# INPUT DATA
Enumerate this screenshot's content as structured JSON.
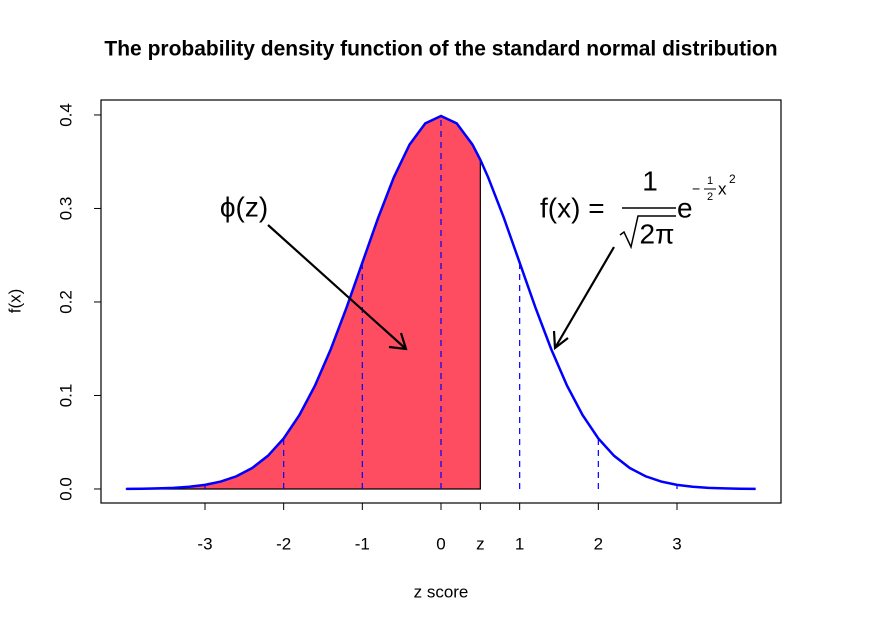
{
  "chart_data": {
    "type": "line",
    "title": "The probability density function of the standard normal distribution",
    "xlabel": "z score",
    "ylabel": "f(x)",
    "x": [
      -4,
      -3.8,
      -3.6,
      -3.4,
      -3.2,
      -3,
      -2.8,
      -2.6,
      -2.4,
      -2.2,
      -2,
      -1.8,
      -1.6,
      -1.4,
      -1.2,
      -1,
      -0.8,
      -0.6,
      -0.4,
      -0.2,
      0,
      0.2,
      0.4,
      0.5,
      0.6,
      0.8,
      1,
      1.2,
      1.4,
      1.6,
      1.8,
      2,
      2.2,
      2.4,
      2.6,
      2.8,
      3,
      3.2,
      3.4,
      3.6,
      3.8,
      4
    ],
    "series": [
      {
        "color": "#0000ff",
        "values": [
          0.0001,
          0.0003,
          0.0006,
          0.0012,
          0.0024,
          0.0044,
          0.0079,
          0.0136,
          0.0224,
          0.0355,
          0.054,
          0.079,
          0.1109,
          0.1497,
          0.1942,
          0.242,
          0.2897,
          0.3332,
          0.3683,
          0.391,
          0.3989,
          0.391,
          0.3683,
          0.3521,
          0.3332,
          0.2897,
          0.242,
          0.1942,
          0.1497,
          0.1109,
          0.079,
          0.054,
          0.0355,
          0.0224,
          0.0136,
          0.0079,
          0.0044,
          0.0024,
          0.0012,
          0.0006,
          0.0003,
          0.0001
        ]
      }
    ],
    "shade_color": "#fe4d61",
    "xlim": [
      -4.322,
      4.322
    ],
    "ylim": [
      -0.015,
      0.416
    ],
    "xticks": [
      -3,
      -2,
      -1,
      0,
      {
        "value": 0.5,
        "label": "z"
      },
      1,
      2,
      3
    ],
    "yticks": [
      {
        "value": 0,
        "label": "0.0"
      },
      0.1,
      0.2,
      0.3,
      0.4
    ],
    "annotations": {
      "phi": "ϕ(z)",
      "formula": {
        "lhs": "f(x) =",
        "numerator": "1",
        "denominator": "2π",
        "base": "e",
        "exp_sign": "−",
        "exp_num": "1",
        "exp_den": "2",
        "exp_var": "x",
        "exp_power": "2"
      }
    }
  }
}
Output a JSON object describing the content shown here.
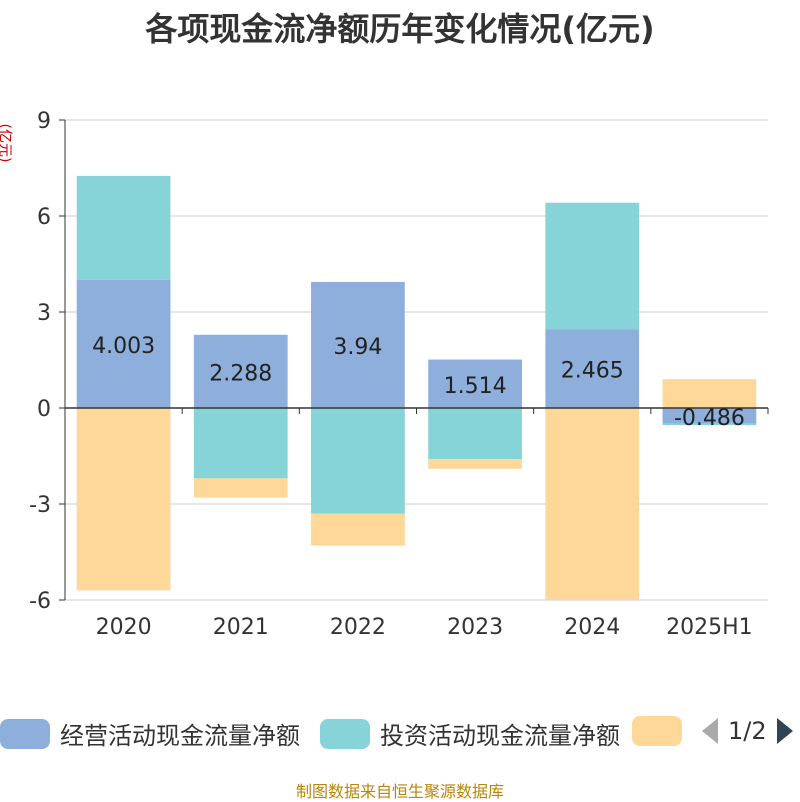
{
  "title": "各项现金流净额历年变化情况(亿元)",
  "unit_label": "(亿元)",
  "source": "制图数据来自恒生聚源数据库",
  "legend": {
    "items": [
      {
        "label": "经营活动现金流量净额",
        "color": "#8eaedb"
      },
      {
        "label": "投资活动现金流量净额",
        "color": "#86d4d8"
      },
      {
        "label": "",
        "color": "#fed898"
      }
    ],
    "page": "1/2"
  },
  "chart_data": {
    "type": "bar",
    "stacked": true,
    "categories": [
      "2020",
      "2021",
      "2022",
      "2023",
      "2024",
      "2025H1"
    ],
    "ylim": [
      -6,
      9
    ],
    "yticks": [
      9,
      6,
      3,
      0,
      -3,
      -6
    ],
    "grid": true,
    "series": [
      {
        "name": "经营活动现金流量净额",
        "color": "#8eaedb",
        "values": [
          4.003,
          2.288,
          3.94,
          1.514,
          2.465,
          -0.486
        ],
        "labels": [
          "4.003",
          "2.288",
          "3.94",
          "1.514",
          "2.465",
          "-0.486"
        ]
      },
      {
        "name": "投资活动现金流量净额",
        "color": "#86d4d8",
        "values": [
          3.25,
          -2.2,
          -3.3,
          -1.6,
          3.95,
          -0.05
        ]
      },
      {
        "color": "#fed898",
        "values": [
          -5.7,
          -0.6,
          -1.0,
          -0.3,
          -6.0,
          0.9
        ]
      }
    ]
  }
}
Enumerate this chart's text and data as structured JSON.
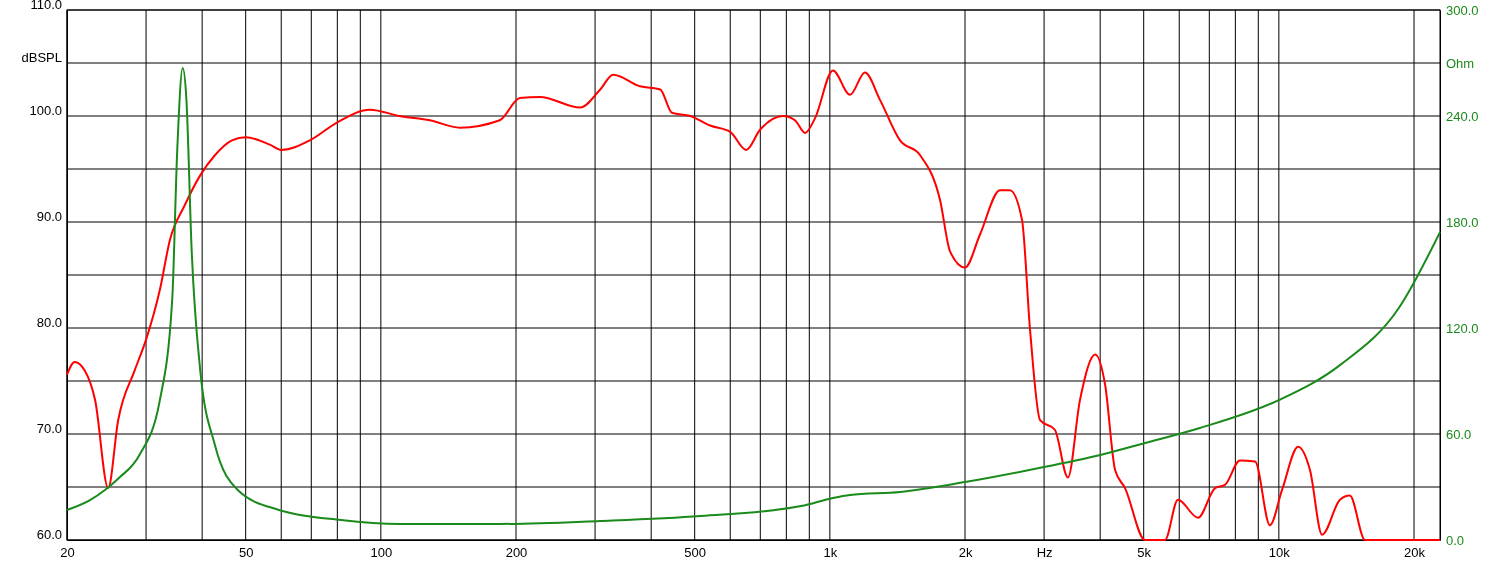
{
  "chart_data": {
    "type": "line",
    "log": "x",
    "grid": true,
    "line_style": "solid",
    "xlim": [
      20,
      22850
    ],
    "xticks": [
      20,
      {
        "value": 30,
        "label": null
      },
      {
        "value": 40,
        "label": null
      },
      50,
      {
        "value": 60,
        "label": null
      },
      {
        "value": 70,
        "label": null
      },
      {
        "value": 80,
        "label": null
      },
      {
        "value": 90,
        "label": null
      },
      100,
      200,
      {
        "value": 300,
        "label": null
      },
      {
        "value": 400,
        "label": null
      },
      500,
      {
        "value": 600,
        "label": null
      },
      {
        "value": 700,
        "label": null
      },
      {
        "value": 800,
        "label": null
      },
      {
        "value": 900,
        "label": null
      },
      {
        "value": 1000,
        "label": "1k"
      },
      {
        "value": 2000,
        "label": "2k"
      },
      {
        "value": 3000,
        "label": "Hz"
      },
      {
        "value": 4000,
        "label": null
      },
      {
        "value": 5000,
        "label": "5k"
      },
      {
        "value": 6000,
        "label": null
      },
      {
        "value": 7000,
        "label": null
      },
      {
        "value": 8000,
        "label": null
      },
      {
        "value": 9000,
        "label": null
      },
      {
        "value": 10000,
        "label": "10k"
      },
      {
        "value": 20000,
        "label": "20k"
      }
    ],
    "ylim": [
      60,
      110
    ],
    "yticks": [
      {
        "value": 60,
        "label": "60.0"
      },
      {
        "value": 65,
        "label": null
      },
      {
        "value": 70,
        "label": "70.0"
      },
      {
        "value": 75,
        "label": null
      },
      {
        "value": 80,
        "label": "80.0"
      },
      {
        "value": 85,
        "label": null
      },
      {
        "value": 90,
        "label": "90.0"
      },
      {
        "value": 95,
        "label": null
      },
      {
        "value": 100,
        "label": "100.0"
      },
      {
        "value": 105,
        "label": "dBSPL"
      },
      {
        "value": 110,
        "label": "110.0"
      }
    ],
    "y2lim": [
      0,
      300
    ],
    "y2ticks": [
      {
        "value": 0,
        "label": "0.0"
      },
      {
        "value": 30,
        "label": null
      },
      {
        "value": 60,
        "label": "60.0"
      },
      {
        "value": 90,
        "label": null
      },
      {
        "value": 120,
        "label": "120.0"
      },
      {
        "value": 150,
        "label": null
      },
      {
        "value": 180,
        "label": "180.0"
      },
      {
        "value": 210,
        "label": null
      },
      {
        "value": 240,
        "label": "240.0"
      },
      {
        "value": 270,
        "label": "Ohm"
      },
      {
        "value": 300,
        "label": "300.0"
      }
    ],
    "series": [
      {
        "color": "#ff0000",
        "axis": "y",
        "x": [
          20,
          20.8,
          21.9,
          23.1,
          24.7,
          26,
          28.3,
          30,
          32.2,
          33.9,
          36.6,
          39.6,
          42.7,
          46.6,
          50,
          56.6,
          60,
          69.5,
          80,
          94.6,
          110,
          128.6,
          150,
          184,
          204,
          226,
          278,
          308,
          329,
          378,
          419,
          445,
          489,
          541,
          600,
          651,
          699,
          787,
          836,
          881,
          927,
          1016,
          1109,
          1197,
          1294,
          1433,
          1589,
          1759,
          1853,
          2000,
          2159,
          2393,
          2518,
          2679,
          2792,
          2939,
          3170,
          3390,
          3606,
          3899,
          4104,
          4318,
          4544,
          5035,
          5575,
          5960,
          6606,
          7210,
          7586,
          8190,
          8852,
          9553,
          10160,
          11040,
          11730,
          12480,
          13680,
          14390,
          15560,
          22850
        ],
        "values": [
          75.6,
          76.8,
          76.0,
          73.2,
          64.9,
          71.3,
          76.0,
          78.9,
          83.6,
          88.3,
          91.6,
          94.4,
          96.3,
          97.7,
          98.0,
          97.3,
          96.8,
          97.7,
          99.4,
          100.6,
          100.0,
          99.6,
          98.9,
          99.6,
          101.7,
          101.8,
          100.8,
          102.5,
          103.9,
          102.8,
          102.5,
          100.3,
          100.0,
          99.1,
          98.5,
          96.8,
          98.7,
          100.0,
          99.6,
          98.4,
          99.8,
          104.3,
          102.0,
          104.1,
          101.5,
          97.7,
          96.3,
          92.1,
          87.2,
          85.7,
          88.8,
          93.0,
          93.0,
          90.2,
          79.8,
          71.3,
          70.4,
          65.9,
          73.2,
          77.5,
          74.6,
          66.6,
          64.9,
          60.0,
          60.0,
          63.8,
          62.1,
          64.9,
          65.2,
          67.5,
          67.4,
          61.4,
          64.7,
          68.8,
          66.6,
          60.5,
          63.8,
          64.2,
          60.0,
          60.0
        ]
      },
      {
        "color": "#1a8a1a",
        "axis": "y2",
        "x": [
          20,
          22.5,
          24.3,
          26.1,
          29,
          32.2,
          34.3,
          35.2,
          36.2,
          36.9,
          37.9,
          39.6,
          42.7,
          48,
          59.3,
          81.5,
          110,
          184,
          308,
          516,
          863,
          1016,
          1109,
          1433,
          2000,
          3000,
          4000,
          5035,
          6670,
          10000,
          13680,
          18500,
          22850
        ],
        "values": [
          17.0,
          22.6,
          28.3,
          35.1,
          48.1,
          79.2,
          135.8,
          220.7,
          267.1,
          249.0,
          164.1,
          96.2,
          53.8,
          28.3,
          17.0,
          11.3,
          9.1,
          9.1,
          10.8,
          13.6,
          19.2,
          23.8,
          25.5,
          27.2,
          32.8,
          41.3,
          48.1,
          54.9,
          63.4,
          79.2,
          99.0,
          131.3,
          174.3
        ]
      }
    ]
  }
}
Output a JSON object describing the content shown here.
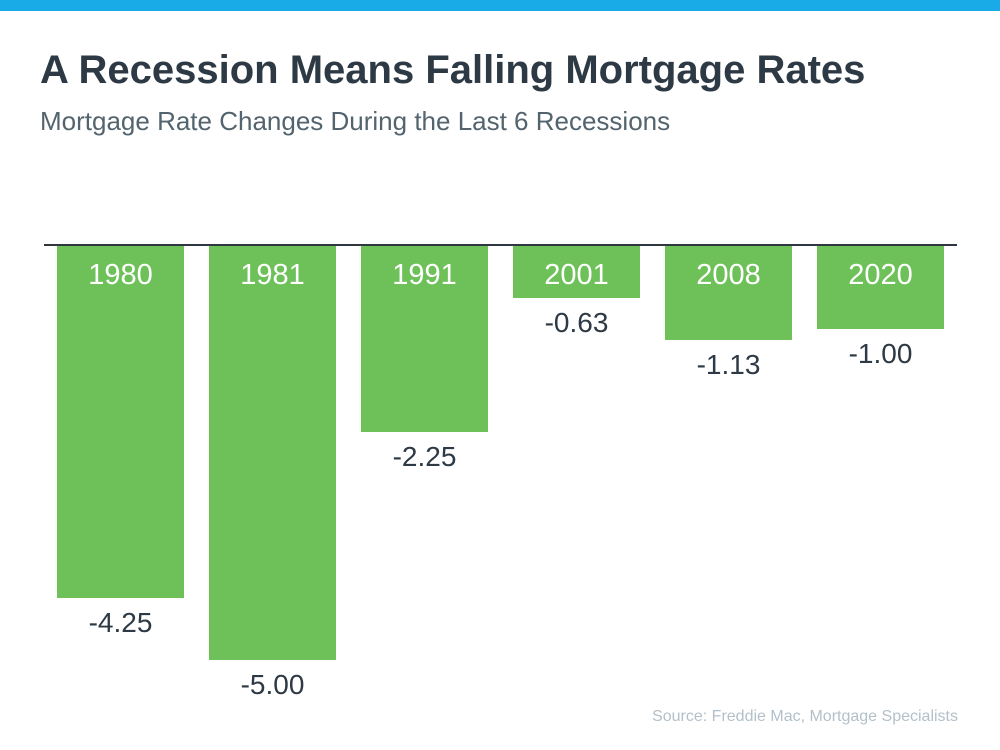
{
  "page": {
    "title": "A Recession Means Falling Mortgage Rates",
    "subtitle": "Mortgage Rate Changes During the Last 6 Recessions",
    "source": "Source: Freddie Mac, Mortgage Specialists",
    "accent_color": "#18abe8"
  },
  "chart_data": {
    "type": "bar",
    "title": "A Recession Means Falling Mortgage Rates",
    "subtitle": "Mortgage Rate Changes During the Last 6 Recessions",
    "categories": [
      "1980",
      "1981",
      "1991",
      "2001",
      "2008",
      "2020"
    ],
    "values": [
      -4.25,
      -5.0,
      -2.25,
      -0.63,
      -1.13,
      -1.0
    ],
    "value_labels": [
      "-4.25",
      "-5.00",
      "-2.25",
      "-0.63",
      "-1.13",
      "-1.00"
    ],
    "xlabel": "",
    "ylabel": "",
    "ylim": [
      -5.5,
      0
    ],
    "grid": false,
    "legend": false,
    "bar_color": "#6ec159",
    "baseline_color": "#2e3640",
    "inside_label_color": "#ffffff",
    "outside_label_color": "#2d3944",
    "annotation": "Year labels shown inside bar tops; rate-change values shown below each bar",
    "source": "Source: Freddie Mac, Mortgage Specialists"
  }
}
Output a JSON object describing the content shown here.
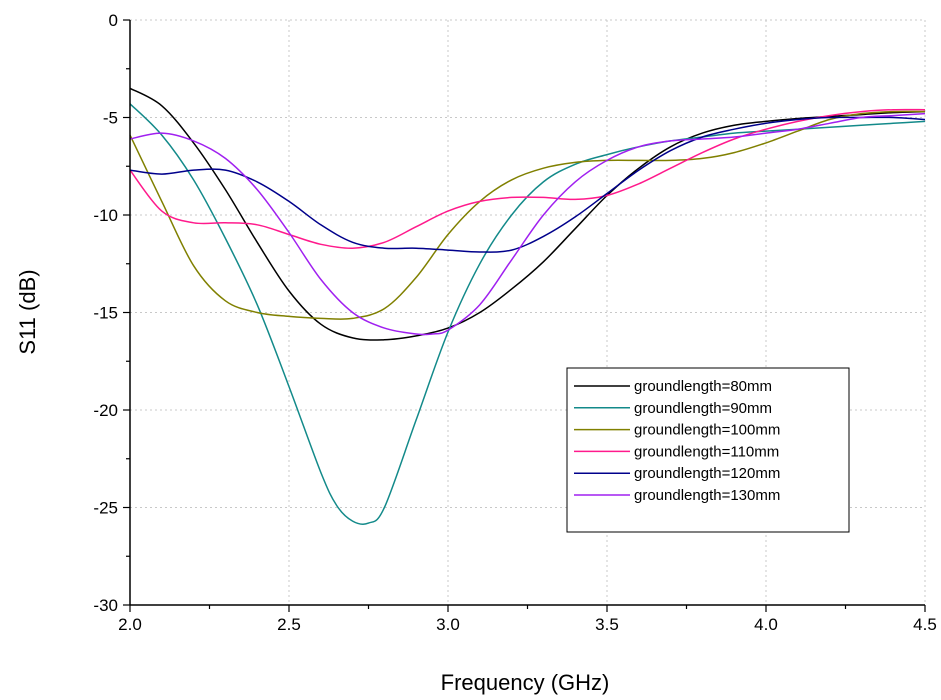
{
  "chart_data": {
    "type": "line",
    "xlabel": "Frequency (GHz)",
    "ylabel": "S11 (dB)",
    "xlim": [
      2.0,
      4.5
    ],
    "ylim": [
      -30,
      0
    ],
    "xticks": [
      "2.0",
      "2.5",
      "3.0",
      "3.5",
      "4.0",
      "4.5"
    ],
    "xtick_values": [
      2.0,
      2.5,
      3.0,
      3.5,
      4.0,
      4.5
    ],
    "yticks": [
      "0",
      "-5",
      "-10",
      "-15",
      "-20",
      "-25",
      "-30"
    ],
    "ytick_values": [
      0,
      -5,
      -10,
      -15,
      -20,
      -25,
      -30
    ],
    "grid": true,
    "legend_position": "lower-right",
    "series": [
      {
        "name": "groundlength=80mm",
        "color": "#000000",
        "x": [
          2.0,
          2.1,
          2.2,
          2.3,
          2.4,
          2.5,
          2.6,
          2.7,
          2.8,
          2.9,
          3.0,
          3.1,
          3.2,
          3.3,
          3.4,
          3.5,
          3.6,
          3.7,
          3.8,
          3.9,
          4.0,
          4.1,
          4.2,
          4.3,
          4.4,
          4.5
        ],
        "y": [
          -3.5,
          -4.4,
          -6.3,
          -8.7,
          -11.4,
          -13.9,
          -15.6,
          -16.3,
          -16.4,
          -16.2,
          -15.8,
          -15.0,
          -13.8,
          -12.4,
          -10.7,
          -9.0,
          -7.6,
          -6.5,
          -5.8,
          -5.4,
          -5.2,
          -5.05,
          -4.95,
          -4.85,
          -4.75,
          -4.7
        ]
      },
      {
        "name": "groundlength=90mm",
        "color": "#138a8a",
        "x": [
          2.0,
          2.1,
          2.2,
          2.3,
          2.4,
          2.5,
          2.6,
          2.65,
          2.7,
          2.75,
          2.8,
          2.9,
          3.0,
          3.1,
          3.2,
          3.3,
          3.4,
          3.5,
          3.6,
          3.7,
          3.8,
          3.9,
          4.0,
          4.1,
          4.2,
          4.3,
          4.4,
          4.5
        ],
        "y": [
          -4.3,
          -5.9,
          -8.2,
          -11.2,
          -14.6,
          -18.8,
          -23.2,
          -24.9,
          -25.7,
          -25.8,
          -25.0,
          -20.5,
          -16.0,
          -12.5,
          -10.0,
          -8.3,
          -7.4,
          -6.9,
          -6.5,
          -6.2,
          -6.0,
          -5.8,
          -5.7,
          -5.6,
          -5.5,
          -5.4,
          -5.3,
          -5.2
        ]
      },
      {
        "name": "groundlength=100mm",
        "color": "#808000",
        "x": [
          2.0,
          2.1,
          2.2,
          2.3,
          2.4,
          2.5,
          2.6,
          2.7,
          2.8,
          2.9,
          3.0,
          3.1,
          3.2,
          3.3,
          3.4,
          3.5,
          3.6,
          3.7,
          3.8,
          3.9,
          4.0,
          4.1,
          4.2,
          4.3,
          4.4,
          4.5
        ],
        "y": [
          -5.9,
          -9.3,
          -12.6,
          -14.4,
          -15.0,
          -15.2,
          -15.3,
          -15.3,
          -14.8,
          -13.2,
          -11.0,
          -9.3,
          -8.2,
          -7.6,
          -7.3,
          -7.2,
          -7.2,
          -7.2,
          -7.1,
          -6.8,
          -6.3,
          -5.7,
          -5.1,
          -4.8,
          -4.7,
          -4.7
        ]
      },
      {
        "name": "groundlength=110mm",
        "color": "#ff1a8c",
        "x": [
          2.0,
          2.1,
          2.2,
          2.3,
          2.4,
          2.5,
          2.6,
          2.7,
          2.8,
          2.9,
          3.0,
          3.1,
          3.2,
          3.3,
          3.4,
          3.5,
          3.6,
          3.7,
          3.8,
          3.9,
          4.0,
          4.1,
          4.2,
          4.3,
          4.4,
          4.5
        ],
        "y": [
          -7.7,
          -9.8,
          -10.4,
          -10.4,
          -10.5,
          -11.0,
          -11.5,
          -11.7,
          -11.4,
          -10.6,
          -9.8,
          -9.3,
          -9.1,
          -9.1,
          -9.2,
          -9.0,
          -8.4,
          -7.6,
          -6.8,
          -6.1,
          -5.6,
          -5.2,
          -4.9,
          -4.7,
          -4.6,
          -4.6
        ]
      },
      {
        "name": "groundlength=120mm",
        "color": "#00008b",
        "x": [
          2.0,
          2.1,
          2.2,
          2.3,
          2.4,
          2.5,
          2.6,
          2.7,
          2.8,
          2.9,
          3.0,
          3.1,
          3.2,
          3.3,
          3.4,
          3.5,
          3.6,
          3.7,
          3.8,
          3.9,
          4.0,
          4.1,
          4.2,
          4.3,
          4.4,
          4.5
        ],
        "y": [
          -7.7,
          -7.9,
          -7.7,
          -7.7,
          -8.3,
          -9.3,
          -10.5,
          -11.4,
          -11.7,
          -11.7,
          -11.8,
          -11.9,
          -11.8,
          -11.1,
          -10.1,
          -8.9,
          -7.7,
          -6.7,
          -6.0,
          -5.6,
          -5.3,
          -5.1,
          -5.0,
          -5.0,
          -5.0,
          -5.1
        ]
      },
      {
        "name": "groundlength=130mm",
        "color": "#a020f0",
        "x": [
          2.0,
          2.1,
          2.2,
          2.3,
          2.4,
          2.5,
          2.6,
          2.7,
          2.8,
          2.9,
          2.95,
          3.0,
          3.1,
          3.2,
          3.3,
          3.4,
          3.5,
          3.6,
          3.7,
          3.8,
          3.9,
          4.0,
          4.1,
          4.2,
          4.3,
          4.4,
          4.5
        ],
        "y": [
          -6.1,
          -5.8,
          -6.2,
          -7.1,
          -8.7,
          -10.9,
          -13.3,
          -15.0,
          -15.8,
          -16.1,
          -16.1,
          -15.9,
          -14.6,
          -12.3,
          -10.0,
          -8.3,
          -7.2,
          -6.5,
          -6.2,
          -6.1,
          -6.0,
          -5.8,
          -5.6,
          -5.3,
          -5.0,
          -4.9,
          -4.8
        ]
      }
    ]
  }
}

# OBJECTIVE
Copy each line that contains the word "source".

# THE REPLY
  "source": "制图数据来自恒生聚源数据库",
    "source": "Source: Freddie Mac, Mortgage Specialists",
    "source": "Source: Freddie Mac, Mortgage Specialists"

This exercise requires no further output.